Data entries:
====
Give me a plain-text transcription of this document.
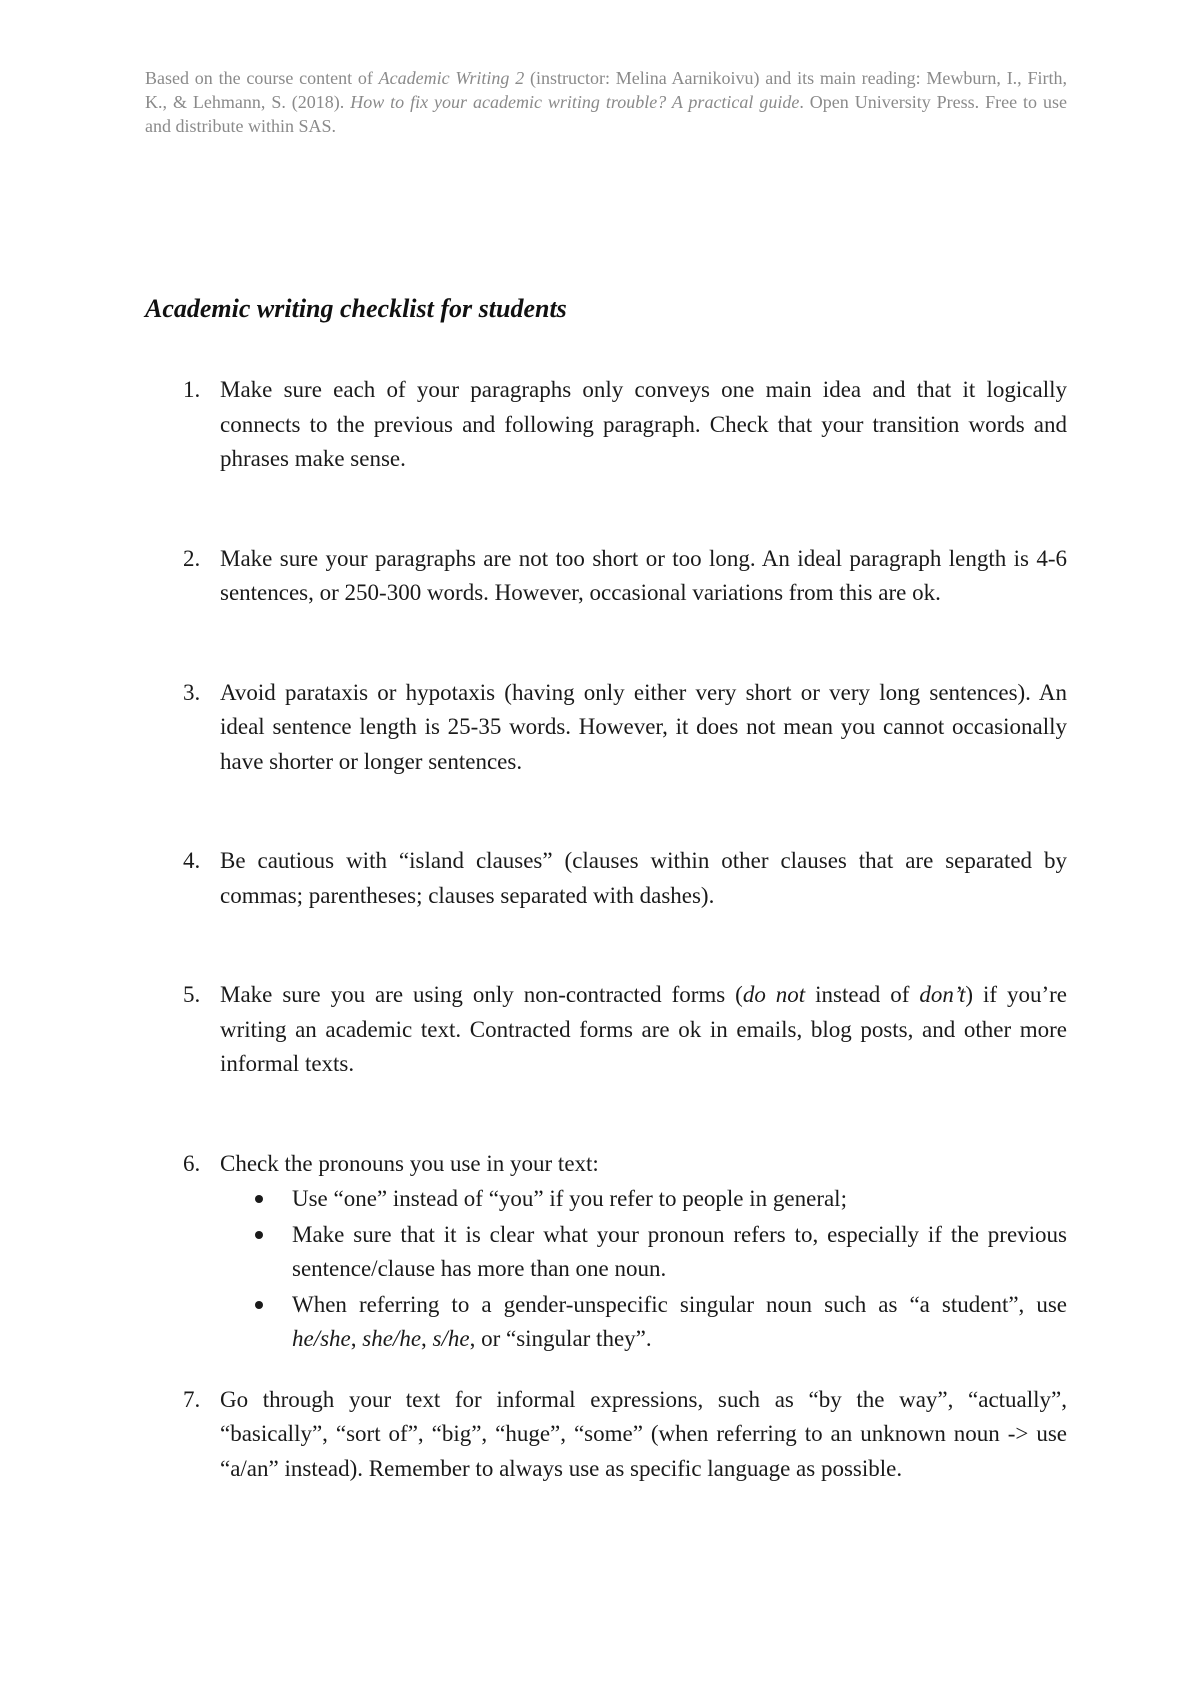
Based on the course content of Academic Writing 2 (instructor: Melina Aarnikoivu) and its main reading: Mewburn, I., Firth, K., & Lehmann, S. (2018). How to fix your academic writing trouble? A practical guide. Open University Press. Free to use and distribute within SAS.

Academic writing checklist for students
1. Make sure each of your paragraphs only conveys one main idea and that it logically connects to the previous and following paragraph. Check that your transition words and phrases make sense.
2. Make sure your paragraphs are not too short or too long. An ideal paragraph length is 4-6 sentences, or 250-300 words. However, occasional variations from this are ok.
3. Avoid parataxis or hypotaxis (having only either very short or very long sentences). An ideal sentence length is 25-35 words. However, it does not mean you cannot occasionally have shorter or longer sentences.
4. Be cautious with “island clauses” (clauses within other clauses that are separated by commas; parentheses; clauses separated with dashes).
5. Make sure you are using only non-contracted forms (do not instead of don’t) if you’re writing an academic text. Contracted forms are ok in emails, blog posts, and other more informal texts.
6. Check the pronouns you use in your text:
Use “one” instead of “you” if you refer to people in general;
Make sure that it is clear what your pronoun refers to, especially if the previous sentence/clause has more than one noun.
When referring to a gender-unspecific singular noun such as “a student”, use he/she, she/he, s/he, or “singular they”.
7. Go through your text for informal expressions, such as “by the way”, “actually”, “basically”, “sort of”, “big”, “huge”, “some” (when referring to an unknown noun -> use “a/an” instead). Remember to always use as specific language as possible.
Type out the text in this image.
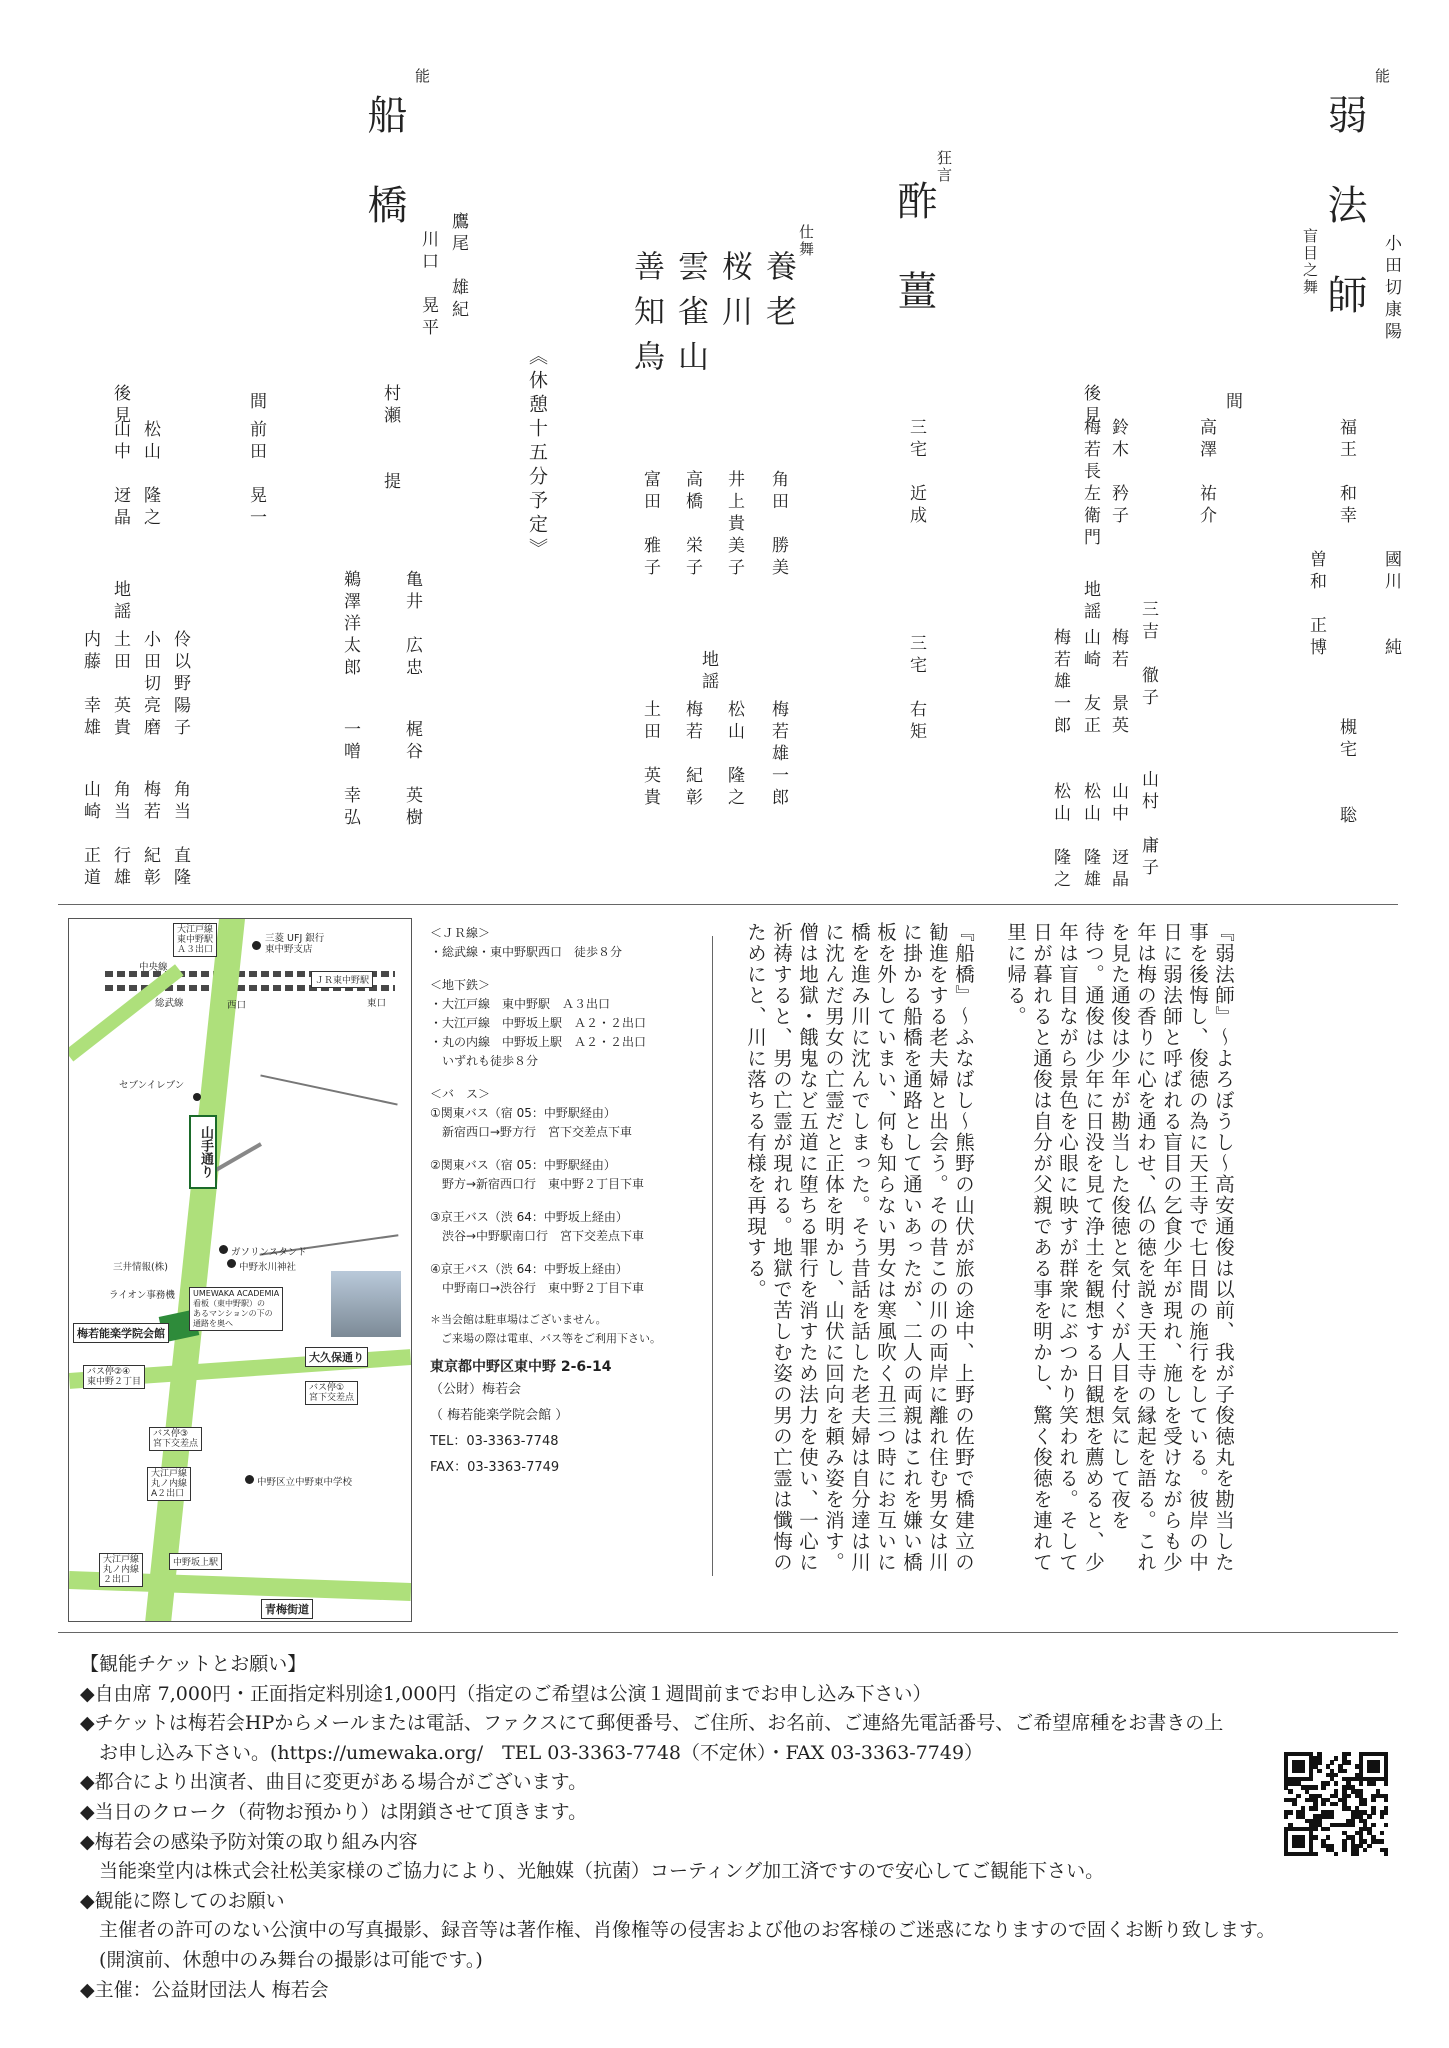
能
弱法師
盲目之舞	小田切康陽
福王　和幸
國川　　純
曽和　正博
槻宅　　聡
間
高澤　祐介
後見
鈴木　矜子
梅若長左衛門
地謡 三吉　徹子
梅若　景英
山崎　友正
梅若雄一郎
山村　庸子
山中　迓晶
松山　隆雄
松山　隆之
狂言
酢薑
三宅　近成
三宅　右矩
仕舞
養老
桜川
雲雀山
善知鳥
角田　勝美
井上貴美子
高橋　栄子
富田　雅子
地謡
梅若雄一郎
松山　隆之
梅若　紀彰
土田　英貴
《休憩十五分予定》
能
船橋	鷹尾　雄紀
川口　晃平
村瀬　　提
亀井　広忠
鵜澤洋太郎
梶谷　英樹
一噌　幸弘
間
前田　晃一
後見
松山　隆之
山中　迓晶
地謡
伶以野陽子
小田切亮磨
土田　英貴
内藤　幸雄
角当　直隆
梅若　紀彰
角当　行雄
山崎　正道
『弱法師』〜よろぼうし〜高安通俊は以前、我が子俊徳丸を勘当した
事を後悔し、俊徳の為に天王寺で七日間の施行をしている。彼岸の中
日に弱法師と呼ばれる盲目の乞食少年が現れ、施しを受けながらも少
年は梅の香りに心を通わせ、仏の徳を説き天王寺の縁起を語る。これ
を見た通俊は少年が勘当した俊徳と気付くが人目を気にして夜を
待つ。通俊は少年に日没を見て浄土を観想する日観想を薦めると、少
年は盲目ながら景色を心眼に映すが群衆にぶつかり笑われる。そして
日が暮れると通俊は自分が父親である事を明かし、驚く俊徳を連れて
里に帰る。

『船橋』〜ふなばし〜熊野の山伏が旅の途中、上野の佐野で橋建立の
勧進をする老夫婦と出会う。その昔この川の両岸に離れ住む男女は川
に掛かる船橋を通路として通いあったが、二人の両親はこれを嫌い橋
板を外していまい、何も知らない男女は寒風吹く丑三つ時にお互いに
橋を進み川に沈んでしまった。そう昔話を話した老夫婦は自分達は川
に沈んだ男女の亡霊だと正体を明かし、山伏に回向を頼み姿を消す。
僧は地獄・餓鬼など五道に堕ちる罪行を消すため法力を使い、一心に
祈祷すると、男の亡霊が現れる。地獄で苦しむ姿の男の亡霊は懺悔の
ためにと、川に落ちる有様を再現する。
中央線
総武線
大江戸線
東中野駅
Ａ３出口
三菱 UFJ 銀行
東中野支店
ＪＲ東中野駅
東口
西口
セブンイレブン
山手通り
ガソリンスタンド
三井情報(株)	中野氷川神社
ライオン事務機
梅若能楽学院会館
UMEWAKA ACADEMIA
看板（東中野駅）の
あるマンションの下の
通路を奥へ
大久保通り
バス停②④
東中野２丁目
バス停①
宮下交差点
バス停③
宮下交差点
大江戸線
丸ノ内線
A２出口
中野区立中野東中学校
大江戸線
丸ノ内線
２出口
中野坂上駅
青梅街道
＜ＪＲ線＞
・総武線・東中野駅西口　徒歩８分
＜地下鉄＞
・大江戸線　東中野駅　Ａ３出口
・大江戸線　中野坂上駅　Ａ２・２出口
・丸の内線　中野坂上駅　Ａ２・２出口
　いずれも徒歩８分
＜バ　ス＞
①関東バス（宿 05：中野駅経由）
　新宿西口→野方行　宮下交差点下車
②関東バス（宿 05：中野駅経由）
　野方→新宿西口行　東中野２丁目下車
③京王バス（渋 64：中野坂上経由）
　渋谷→中野駅南口行　宮下交差点下車
④京王バス（渋 64：中野坂上経由）
　中野南口→渋谷行　東中野２丁目下車
＊当会館は駐車場はございません。
　ご来場の際は電車、バス等をご利用下さい。
東京都中野区東中野 2-6-14
（公財）梅若会
（ 梅若能楽学院会館 ）
TEL：03-3363-7748
FAX：03-3363-7749
【観能チケットとお願い】
◆自由席 7,000円・正面指定料別途1,000円（指定のご希望は公演１週間前までお申し込み下さい）
◆チケットは梅若会HPからメールまたは電話、ファクスにて郵便番号、ご住所、お名前、ご連絡先電話番号、ご希望席種をお書きの上
　お申し込み下さい。(https://umewaka.org/　TEL 03-3363-7748（不定休）・FAX 03-3363-7749）
◆都合により出演者、曲目に変更がある場合がございます。
◆当日のクローク（荷物お預かり）は閉鎖させて頂きます。
◆梅若会の感染予防対策の取り組み内容
　当能楽堂内は株式会社松美家様のご協力により、光触媒（抗菌）コーティング加工済ですので安心してご観能下さい。
◆観能に際してのお願い
　主催者の許可のない公演中の写真撮影、録音等は著作権、肖像権等の侵害および他のお客様のご迷惑になりますので固くお断り致します。
　(開演前、休憩中のみ舞台の撮影は可能です。)
◆主催：公益財団法人 梅若会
====
DIRECTIONS FOR THIS TASK:
Write out every entry again word for word, without any of the pictures.

WRITTEN ANSWER:
Give me a plain-text transcription of this document.
Based on the course content of Academic Writing 2 (instructor: Melina Aarnikoivu) and its main reading: Mewburn, I., Firth, K., & Lehmann, S. (2018). How to fix your academic writing trouble? A practical guide. Open University Press. Free to use and distribute within SAS.

Academic writing checklist for students
1. Make sure each of your paragraphs only conveys one main idea and that it logically connects to the previous and following paragraph. Check that your transition words and phrases make sense.
2. Make sure your paragraphs are not too short or too long. An ideal paragraph length is 4-6 sentences, or 250-300 words. However, occasional variations from this are ok.
3. Avoid parataxis or hypotaxis (having only either very short or very long sentences). An ideal sentence length is 25-35 words. However, it does not mean you cannot occasionally have shorter or longer sentences.
4. Be cautious with “island clauses” (clauses within other clauses that are separated by commas; parentheses; clauses separated with dashes).
5. Make sure you are using only non-contracted forms (do not instead of don’t) if you’re writing an academic text. Contracted forms are ok in emails, blog posts, and other more informal texts.
6. Check the pronouns you use in your text:
Use “one” instead of “you” if you refer to people in general;
Make sure that it is clear what your pronoun refers to, especially if the previous sentence/clause has more than one noun.
When referring to a gender-unspecific singular noun such as “a student”, use he/she, she/he, s/he, or “singular they”.
7. Go through your text for informal expressions, such as “by the way”, “actually”, “basically”, “sort of”, “big”, “huge”, “some” (when referring to an unknown noun -> use “a/an” instead). Remember to always use as specific language as possible.
Type out the text in this image.
能
弱法師
盲目之舞	小田切康陽
福王　和幸
國川　　純
曽和　正博
槻宅　　聡
間
高澤　祐介
後見
鈴木　矜子
梅若長左衛門
地謡 三吉　徹子
梅若　景英
山崎　友正
梅若雄一郎
山村　庸子
山中　迓晶
松山　隆雄
松山　隆之
狂言
酢薑
三宅　近成
三宅　右矩
仕舞
養老
桜川
雲雀山
善知鳥
角田　勝美
井上貴美子
高橋　栄子
富田　雅子
地謡
梅若雄一郎
松山　隆之
梅若　紀彰
土田　英貴
《休憩十五分予定》
能
船橋	鷹尾　雄紀
川口　晃平
村瀬　　提
亀井　広忠
鵜澤洋太郎
梶谷　英樹
一噌　幸弘
間
前田　晃一
後見
松山　隆之
山中　迓晶
地謡
伶以野陽子
小田切亮磨
土田　英貴
内藤　幸雄
角当　直隆
梅若　紀彰
角当　行雄
山崎　正道
『弱法師』〜よろぼうし〜高安通俊は以前、我が子俊徳丸を勘当した
事を後悔し、俊徳の為に天王寺で七日間の施行をしている。彼岸の中
日に弱法師と呼ばれる盲目の乞食少年が現れ、施しを受けながらも少
年は梅の香りに心を通わせ、仏の徳を説き天王寺の縁起を語る。これ
を見た通俊は少年が勘当した俊徳と気付くが人目を気にして夜を
待つ。通俊は少年に日没を見て浄土を観想する日観想を薦めると、少
年は盲目ながら景色を心眼に映すが群衆にぶつかり笑われる。そして
日が暮れると通俊は自分が父親である事を明かし、驚く俊徳を連れて
里に帰る。

『船橋』〜ふなばし〜熊野の山伏が旅の途中、上野の佐野で橋建立の
勧進をする老夫婦と出会う。その昔この川の両岸に離れ住む男女は川
に掛かる船橋を通路として通いあったが、二人の両親はこれを嫌い橋
板を外していまい、何も知らない男女は寒風吹く丑三つ時にお互いに
橋を進み川に沈んでしまった。そう昔話を話した老夫婦は自分達は川
に沈んだ男女の亡霊だと正体を明かし、山伏に回向を頼み姿を消す。
僧は地獄・餓鬼など五道に堕ちる罪行を消すため法力を使い、一心に
祈祷すると、男の亡霊が現れる。地獄で苦しむ姿の男の亡霊は懺悔の
ためにと、川に落ちる有様を再現する。
中央線
総武線
大江戸線
東中野駅
Ａ３出口
三菱 UFJ 銀行
東中野支店
ＪＲ東中野駅
東口
西口
セブンイレブン
山手通り
ガソリンスタンド
三井情報(株)	中野氷川神社
ライオン事務機
梅若能楽学院会館
UMEWAKA ACADEMIA
看板（東中野駅）の
あるマンションの下の
通路を奥へ
大久保通り
バス停②④
東中野２丁目
バス停①
宮下交差点
バス停③
宮下交差点
大江戸線
丸ノ内線
A２出口
中野区立中野東中学校
大江戸線
丸ノ内線
２出口
中野坂上駅
青梅街道
＜ＪＲ線＞
・総武線・東中野駅西口　徒歩８分
＜地下鉄＞
・大江戸線　東中野駅　Ａ３出口
・大江戸線　中野坂上駅　Ａ２・２出口
・丸の内線　中野坂上駅　Ａ２・２出口
　いずれも徒歩８分
＜バ　ス＞
①関東バス（宿 05：中野駅経由）
　新宿西口→野方行　宮下交差点下車
②関東バス（宿 05：中野駅経由）
　野方→新宿西口行　東中野２丁目下車
③京王バス（渋 64：中野坂上経由）
　渋谷→中野駅南口行　宮下交差点下車
④京王バス（渋 64：中野坂上経由）
　中野南口→渋谷行　東中野２丁目下車
＊当会館は駐車場はございません。
　ご来場の際は電車、バス等をご利用下さい。
東京都中野区東中野 2-6-14
（公財）梅若会
（ 梅若能楽学院会館 ）
TEL：03-3363-7748
FAX：03-3363-7749
【観能チケットとお願い】
◆自由席 7,000円・正面指定料別途1,000円（指定のご希望は公演１週間前までお申し込み下さい）
◆チケットは梅若会HPからメールまたは電話、ファクスにて郵便番号、ご住所、お名前、ご連絡先電話番号、ご希望席種をお書きの上
　お申し込み下さい。(https://umewaka.org/　TEL 03-3363-7748（不定休）・FAX 03-3363-7749）
◆都合により出演者、曲目に変更がある場合がございます。
◆当日のクローク（荷物お預かり）は閉鎖させて頂きます。
◆梅若会の感染予防対策の取り組み内容
　当能楽堂内は株式会社松美家様のご協力により、光触媒（抗菌）コーティング加工済ですので安心してご観能下さい。
◆観能に際してのお願い
　主催者の許可のない公演中の写真撮影、録音等は著作権、肖像権等の侵害および他のお客様のご迷惑になりますので固くお断り致します。
　(開演前、休憩中のみ舞台の撮影は可能です。)
◆主催：公益財団法人 梅若会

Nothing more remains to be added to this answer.